Stored data:
-------------------------
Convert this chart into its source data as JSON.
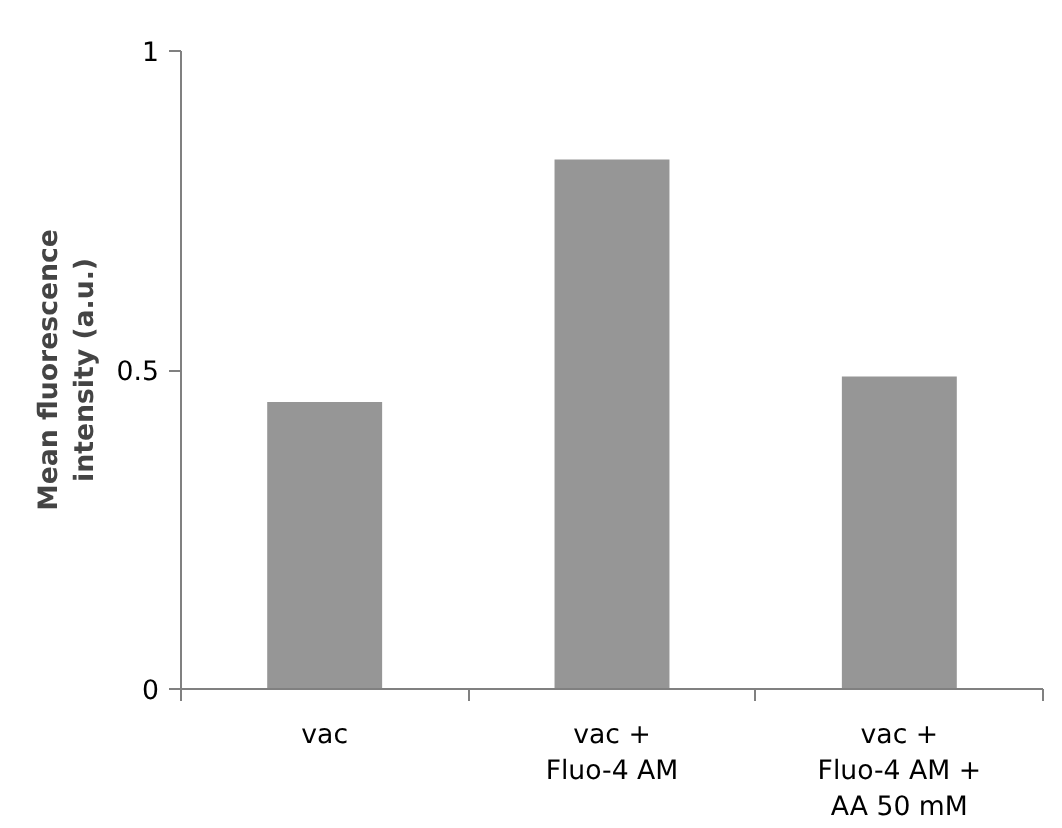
{
  "chart_data": {
    "type": "bar",
    "ylabel": "Mean fluorescence intensity (a.u.)",
    "categories": [
      "vac",
      "vac + Fluo-4 AM",
      "vac + Fluo-4 AM + AA 50 mM"
    ],
    "values": [
      0.45,
      0.83,
      0.49
    ],
    "color": "#969696",
    "ylim": [
      0,
      1
    ],
    "yticks": [
      0,
      0.5,
      1
    ],
    "grid": false
  }
}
-------------------------
→ Directions for this task
Print the records above exactly as they stand, but leave out the pictures.

→ Response for this exercise
Convert this chart into its source data as JSON.
{
  "chart_data": {
    "type": "bar",
    "ylabel": "Mean fluorescence intensity (a.u.)",
    "categories": [
      "vac",
      "vac + Fluo-4 AM",
      "vac + Fluo-4 AM + AA 50 mM"
    ],
    "values": [
      0.45,
      0.83,
      0.49
    ],
    "color": "#969696",
    "ylim": [
      0,
      1
    ],
    "yticks": [
      0,
      0.5,
      1
    ],
    "grid": false
  }
}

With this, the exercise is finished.